> THE EXERCISE
Return all of the lines below exactly as they are.

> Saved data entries
## start

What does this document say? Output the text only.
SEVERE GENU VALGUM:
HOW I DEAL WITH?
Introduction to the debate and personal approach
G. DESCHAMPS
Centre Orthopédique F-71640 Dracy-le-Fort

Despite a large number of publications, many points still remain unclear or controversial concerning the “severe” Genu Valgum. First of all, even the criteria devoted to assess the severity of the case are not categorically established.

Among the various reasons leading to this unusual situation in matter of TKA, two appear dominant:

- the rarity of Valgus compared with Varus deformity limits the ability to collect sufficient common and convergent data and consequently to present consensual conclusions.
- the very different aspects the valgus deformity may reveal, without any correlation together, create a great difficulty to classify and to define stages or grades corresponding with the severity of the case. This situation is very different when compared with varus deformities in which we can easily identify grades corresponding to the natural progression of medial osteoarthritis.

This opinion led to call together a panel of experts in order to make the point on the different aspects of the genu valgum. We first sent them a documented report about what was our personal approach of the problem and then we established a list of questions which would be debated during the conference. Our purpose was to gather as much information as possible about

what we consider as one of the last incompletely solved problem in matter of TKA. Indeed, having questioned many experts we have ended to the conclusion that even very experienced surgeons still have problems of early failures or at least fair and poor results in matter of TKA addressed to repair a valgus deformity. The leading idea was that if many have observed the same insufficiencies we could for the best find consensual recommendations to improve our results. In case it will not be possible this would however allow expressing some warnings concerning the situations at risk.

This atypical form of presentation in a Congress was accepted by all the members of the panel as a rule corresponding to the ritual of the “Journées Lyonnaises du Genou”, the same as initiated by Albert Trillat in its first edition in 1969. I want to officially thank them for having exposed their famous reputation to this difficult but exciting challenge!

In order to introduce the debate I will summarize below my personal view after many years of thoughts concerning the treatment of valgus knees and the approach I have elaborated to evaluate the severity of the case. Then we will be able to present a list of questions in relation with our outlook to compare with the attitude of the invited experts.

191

## end

> SOLUTION FOR THIS EXERCISE
What does this document say? Output the text only.
SEVERE GENU VALGUM:
HOW I DEAL WITH?
Introduction to the debate and personal approach
G. DESCHAMPS
Centre Orthopédique F-71640 Dracy-le-Fort

Despite a large number of publications, many points still remain unclear or controversial concerning the “severe” Genu Valgum. First of all, even the criteria devoted to assess the severity of the case are not categorically established.

Among the various reasons leading to this unusual situation in matter of TKA, two appear dominant:

- the rarity of Valgus compared with Varus deformity limits the ability to collect sufficient common and convergent data and consequently to present consensual conclusions.
- the very different aspects the valgus deformity may reveal, without any correlation together, create a great difficulty to classify and to define stages or grades corresponding with the severity of the case. This situation is very different when compared with varus deformities in which we can easily identify grades corresponding to the natural progression of medial osteoarthritis.

This opinion led to call together a panel of experts in order to make the point on the different aspects of the genu valgum. We first sent them a documented report about what was our personal approach of the problem and then we established a list of questions which would be debated during the conference. Our purpose was to gather as much information as possible about

what we consider as one of the last incompletely solved problem in matter of TKA. Indeed, having questioned many experts we have ended to the conclusion that even very experienced surgeons still have problems of early failures or at least fair and poor results in matter of TKA addressed to repair a valgus deformity. The leading idea was that if many have observed the same insufficiencies we could for the best find consensual recommendations to improve our results. In case it will not be possible this would however allow expressing some warnings concerning the situations at risk.

This atypical form of presentation in a Congress was accepted by all the members of the panel as a rule corresponding to the ritual of the “Journées Lyonnaises du Genou”, the same as initiated by Albert Trillat in its first edition in 1969. I want to officially thank them for having exposed their famous reputation to this difficult but exciting challenge!

In order to introduce the debate I will summarize below my personal view after many years of thoughts concerning the treatment of valgus knees and the approach I have elaborated to evaluate the severity of the case. Then we will be able to present a list of questions in relation with our outlook to compare with the attitude of the invited experts.

191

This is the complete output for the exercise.